## Challenge
Report how many lines contain "detto", with no other words.

>> BEGIN Source records

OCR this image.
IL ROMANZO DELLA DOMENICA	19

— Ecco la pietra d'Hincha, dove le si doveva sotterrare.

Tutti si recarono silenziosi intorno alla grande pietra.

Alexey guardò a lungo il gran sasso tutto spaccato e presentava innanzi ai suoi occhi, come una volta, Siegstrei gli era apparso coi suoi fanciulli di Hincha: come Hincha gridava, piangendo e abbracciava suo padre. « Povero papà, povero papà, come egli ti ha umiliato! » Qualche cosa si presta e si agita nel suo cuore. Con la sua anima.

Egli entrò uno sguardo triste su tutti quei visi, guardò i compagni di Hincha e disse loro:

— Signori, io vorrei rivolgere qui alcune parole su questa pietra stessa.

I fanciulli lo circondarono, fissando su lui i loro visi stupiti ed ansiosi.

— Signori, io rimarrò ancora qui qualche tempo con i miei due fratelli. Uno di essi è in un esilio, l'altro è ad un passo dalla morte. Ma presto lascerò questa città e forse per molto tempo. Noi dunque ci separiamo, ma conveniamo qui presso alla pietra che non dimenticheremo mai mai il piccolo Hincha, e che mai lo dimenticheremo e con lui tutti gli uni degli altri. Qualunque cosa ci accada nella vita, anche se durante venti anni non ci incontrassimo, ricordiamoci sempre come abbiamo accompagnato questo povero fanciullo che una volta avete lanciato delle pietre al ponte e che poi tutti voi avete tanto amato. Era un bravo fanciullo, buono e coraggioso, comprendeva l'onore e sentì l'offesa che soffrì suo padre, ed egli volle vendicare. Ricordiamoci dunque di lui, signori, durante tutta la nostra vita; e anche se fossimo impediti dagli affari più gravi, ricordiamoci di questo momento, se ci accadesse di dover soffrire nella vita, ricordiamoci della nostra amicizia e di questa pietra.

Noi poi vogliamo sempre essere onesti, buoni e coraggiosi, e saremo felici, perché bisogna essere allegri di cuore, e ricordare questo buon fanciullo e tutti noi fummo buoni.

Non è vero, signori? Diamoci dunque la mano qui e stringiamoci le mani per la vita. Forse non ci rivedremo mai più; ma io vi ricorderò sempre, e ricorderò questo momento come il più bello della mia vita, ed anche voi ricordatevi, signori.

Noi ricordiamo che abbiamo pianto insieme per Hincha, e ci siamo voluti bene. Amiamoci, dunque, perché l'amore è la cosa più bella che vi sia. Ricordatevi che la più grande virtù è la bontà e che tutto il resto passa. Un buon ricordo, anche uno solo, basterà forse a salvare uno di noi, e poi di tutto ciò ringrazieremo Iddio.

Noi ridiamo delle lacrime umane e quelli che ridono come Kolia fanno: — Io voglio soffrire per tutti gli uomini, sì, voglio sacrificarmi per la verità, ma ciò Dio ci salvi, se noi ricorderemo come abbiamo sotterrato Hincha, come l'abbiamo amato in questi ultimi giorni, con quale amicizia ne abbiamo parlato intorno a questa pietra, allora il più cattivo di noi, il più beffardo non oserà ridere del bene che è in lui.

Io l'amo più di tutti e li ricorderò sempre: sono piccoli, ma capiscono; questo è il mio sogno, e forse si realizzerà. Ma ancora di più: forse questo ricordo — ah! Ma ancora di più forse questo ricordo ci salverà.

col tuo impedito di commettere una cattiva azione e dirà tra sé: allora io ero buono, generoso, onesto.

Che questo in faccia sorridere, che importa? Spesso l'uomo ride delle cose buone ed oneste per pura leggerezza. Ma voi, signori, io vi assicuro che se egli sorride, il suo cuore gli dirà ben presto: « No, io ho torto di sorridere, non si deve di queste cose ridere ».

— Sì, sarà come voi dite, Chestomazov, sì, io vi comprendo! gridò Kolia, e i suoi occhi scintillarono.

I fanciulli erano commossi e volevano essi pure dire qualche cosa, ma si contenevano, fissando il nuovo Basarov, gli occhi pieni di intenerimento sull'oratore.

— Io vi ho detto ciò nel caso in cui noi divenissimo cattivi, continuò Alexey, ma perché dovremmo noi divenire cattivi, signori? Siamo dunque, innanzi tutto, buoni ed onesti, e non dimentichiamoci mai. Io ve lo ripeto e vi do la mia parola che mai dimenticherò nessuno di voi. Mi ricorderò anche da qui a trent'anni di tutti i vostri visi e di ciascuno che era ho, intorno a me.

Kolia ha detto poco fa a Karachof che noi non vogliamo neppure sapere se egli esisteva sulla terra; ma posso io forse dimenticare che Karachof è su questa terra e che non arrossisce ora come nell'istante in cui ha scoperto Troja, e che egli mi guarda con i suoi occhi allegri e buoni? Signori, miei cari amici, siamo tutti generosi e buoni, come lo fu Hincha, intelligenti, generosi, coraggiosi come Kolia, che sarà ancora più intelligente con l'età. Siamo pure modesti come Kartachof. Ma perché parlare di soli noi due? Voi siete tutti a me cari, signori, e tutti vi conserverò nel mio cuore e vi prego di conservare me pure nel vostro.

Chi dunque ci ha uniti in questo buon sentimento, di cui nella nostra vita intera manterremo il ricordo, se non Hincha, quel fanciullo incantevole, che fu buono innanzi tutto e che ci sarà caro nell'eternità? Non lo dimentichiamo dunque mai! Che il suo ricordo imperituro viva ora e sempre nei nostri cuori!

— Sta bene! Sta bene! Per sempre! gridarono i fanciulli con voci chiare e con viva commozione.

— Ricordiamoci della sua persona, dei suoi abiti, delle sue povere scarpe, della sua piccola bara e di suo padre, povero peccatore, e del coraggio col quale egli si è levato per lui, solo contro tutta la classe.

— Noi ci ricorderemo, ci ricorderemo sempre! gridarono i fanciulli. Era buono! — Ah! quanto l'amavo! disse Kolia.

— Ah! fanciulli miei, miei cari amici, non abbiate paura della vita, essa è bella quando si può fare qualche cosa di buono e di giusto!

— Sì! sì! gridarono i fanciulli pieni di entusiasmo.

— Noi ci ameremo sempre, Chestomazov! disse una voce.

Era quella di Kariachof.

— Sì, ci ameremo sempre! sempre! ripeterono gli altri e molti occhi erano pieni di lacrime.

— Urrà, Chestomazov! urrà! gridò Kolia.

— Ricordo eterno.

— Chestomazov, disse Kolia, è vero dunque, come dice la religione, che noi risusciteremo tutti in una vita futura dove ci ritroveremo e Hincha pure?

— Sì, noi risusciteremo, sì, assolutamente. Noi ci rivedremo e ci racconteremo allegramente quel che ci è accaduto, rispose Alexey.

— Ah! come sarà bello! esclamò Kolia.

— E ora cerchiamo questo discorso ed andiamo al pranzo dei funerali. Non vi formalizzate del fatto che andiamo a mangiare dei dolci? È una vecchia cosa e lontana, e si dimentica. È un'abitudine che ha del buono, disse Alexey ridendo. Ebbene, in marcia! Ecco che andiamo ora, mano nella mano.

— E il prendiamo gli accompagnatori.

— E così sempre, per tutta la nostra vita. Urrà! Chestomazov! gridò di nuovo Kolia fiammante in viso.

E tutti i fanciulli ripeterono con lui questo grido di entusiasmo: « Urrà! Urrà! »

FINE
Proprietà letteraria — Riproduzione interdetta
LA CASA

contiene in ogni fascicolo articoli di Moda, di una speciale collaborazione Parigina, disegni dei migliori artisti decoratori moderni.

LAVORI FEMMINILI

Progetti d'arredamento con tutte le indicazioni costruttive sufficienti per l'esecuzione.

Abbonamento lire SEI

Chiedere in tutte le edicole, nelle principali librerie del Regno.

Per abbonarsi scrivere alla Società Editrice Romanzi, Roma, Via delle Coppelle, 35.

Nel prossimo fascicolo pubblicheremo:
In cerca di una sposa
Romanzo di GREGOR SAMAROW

>> END Source records

## Result of this task
2